Entries with figure data:
****************************************

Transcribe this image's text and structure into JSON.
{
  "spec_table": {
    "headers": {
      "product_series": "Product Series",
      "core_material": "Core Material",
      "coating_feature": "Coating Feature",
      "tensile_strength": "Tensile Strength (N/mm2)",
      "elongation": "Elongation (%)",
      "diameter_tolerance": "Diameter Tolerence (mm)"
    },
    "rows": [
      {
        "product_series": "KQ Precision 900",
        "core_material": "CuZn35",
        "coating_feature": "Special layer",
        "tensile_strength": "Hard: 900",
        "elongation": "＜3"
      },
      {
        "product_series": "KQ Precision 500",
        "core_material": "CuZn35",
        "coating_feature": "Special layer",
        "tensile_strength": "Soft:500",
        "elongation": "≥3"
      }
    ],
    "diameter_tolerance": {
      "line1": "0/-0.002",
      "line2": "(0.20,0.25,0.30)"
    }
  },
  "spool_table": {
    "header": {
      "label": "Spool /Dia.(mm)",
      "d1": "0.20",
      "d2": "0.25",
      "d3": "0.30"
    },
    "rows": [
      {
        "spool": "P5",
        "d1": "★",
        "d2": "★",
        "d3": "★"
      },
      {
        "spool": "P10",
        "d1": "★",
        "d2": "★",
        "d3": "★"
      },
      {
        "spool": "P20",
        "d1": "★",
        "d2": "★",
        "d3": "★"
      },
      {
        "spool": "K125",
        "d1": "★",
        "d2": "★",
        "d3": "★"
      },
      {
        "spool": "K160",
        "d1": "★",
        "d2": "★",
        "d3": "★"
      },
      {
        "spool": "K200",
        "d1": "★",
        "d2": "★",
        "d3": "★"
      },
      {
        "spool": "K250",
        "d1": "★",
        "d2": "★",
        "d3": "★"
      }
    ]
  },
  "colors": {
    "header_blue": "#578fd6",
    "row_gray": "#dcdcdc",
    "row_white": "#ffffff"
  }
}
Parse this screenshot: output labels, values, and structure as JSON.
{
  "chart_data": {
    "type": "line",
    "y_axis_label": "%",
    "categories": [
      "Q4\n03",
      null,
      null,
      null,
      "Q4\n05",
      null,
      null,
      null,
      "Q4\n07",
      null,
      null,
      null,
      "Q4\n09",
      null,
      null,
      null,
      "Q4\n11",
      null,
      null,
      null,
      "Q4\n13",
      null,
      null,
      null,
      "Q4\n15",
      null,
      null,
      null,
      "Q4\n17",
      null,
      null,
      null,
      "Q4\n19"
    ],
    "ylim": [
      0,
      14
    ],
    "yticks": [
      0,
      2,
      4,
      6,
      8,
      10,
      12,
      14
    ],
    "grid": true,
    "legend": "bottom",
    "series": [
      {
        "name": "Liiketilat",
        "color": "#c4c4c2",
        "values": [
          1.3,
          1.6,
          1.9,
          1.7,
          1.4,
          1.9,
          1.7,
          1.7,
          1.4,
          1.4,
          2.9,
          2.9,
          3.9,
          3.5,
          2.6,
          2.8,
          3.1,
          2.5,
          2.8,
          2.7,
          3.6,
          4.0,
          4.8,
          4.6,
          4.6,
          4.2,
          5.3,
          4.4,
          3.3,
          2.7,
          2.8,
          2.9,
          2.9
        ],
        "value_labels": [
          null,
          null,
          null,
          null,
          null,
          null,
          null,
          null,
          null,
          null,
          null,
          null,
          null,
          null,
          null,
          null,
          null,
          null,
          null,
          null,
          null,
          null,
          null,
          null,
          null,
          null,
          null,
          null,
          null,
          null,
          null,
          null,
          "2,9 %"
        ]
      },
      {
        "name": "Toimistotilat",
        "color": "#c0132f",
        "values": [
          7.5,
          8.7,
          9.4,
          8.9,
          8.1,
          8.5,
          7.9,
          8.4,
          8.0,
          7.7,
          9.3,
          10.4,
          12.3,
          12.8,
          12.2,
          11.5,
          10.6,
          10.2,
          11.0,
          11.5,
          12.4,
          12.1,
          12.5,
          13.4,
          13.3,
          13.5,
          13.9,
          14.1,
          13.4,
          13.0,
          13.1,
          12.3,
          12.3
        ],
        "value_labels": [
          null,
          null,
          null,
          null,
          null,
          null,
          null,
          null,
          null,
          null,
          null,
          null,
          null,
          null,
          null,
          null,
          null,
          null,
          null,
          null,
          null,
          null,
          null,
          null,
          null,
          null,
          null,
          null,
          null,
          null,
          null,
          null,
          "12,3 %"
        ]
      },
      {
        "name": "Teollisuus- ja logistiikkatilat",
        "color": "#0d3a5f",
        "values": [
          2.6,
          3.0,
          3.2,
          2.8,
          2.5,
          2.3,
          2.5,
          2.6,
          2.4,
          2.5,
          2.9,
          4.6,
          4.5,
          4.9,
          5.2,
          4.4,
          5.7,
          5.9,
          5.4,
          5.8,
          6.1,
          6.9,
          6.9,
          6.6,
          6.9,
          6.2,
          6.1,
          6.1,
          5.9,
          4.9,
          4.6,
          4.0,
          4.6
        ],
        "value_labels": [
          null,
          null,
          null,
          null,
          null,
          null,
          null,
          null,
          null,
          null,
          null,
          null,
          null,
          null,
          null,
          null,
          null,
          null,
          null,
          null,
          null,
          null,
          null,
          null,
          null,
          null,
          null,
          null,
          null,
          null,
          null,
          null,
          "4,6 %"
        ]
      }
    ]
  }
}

****************************************

• WORK TO COMPLETE: Retype the whole listing above exactly.

• TASK ANSWER:
Transcribe this image's text and structure into JSON.
{
  "spec_table": {
    "headers": {
      "product_series": "Product Series",
      "core_material": "Core Material",
      "coating_feature": "Coating Feature",
      "tensile_strength": "Tensile Strength (N/mm2)",
      "elongation": "Elongation (%)",
      "diameter_tolerance": "Diameter Tolerence (mm)"
    },
    "rows": [
      {
        "product_series": "KQ Precision 900",
        "core_material": "CuZn35",
        "coating_feature": "Special layer",
        "tensile_strength": "Hard: 900",
        "elongation": "＜3"
      },
      {
        "product_series": "KQ Precision 500",
        "core_material": "CuZn35",
        "coating_feature": "Special layer",
        "tensile_strength": "Soft:500",
        "elongation": "≥3"
      }
    ],
    "diameter_tolerance": {
      "line1": "0/-0.002",
      "line2": "(0.20,0.25,0.30)"
    }
  },
  "spool_table": {
    "header": {
      "label": "Spool /Dia.(mm)",
      "d1": "0.20",
      "d2": "0.25",
      "d3": "0.30"
    },
    "rows": [
      {
        "spool": "P5",
        "d1": "★",
        "d2": "★",
        "d3": "★"
      },
      {
        "spool": "P10",
        "d1": "★",
        "d2": "★",
        "d3": "★"
      },
      {
        "spool": "P20",
        "d1": "★",
        "d2": "★",
        "d3": "★"
      },
      {
        "spool": "K125",
        "d1": "★",
        "d2": "★",
        "d3": "★"
      },
      {
        "spool": "K160",
        "d1": "★",
        "d2": "★",
        "d3": "★"
      },
      {
        "spool": "K200",
        "d1": "★",
        "d2": "★",
        "d3": "★"
      },
      {
        "spool": "K250",
        "d1": "★",
        "d2": "★",
        "d3": "★"
      }
    ]
  },
  "colors": {
    "header_blue": "#578fd6",
    "row_gray": "#dcdcdc",
    "row_white": "#ffffff"
  }
}
Parse this screenshot: output labels, values, and structure as JSON.
{
  "chart_data": {
    "type": "line",
    "y_axis_label": "%",
    "categories": [
      "Q4\n03",
      null,
      null,
      null,
      "Q4\n05",
      null,
      null,
      null,
      "Q4\n07",
      null,
      null,
      null,
      "Q4\n09",
      null,
      null,
      null,
      "Q4\n11",
      null,
      null,
      null,
      "Q4\n13",
      null,
      null,
      null,
      "Q4\n15",
      null,
      null,
      null,
      "Q4\n17",
      null,
      null,
      null,
      "Q4\n19"
    ],
    "ylim": [
      0,
      14
    ],
    "yticks": [
      0,
      2,
      4,
      6,
      8,
      10,
      12,
      14
    ],
    "grid": true,
    "legend": "bottom",
    "series": [
      {
        "name": "Liiketilat",
        "color": "#c4c4c2",
        "values": [
          1.3,
          1.6,
          1.9,
          1.7,
          1.4,
          1.9,
          1.7,
          1.7,
          1.4,
          1.4,
          2.9,
          2.9,
          3.9,
          3.5,
          2.6,
          2.8,
          3.1,
          2.5,
          2.8,
          2.7,
          3.6,
          4.0,
          4.8,
          4.6,
          4.6,
          4.2,
          5.3,
          4.4,
          3.3,
          2.7,
          2.8,
          2.9,
          2.9
        ],
        "value_labels": [
          null,
          null,
          null,
          null,
          null,
          null,
          null,
          null,
          null,
          null,
          null,
          null,
          null,
          null,
          null,
          null,
          null,
          null,
          null,
          null,
          null,
          null,
          null,
          null,
          null,
          null,
          null,
          null,
          null,
          null,
          null,
          null,
          "2,9 %"
        ]
      },
      {
        "name": "Toimistotilat",
        "color": "#c0132f",
        "values": [
          7.5,
          8.7,
          9.4,
          8.9,
          8.1,
          8.5,
          7.9,
          8.4,
          8.0,
          7.7,
          9.3,
          10.4,
          12.3,
          12.8,
          12.2,
          11.5,
          10.6,
          10.2,
          11.0,
          11.5,
          12.4,
          12.1,
          12.5,
          13.4,
          13.3,
          13.5,
          13.9,
          14.1,
          13.4,
          13.0,
          13.1,
          12.3,
          12.3
        ],
        "value_labels": [
          null,
          null,
          null,
          null,
          null,
          null,
          null,
          null,
          null,
          null,
          null,
          null,
          null,
          null,
          null,
          null,
          null,
          null,
          null,
          null,
          null,
          null,
          null,
          null,
          null,
          null,
          null,
          null,
          null,
          null,
          null,
          null,
          "12,3 %"
        ]
      },
      {
        "name": "Teollisuus- ja logistiikkatilat",
        "color": "#0d3a5f",
        "values": [
          2.6,
          3.0,
          3.2,
          2.8,
          2.5,
          2.3,
          2.5,
          2.6,
          2.4,
          2.5,
          2.9,
          4.6,
          4.5,
          4.9,
          5.2,
          4.4,
          5.7,
          5.9,
          5.4,
          5.8,
          6.1,
          6.9,
          6.9,
          6.6,
          6.9,
          6.2,
          6.1,
          6.1,
          5.9,
          4.9,
          4.6,
          4.0,
          4.6
        ],
        "value_labels": [
          null,
          null,
          null,
          null,
          null,
          null,
          null,
          null,
          null,
          null,
          null,
          null,
          null,
          null,
          null,
          null,
          null,
          null,
          null,
          null,
          null,
          null,
          null,
          null,
          null,
          null,
          null,
          null,
          null,
          null,
          null,
          null,
          "4,6 %"
        ]
      }
    ]
  }
}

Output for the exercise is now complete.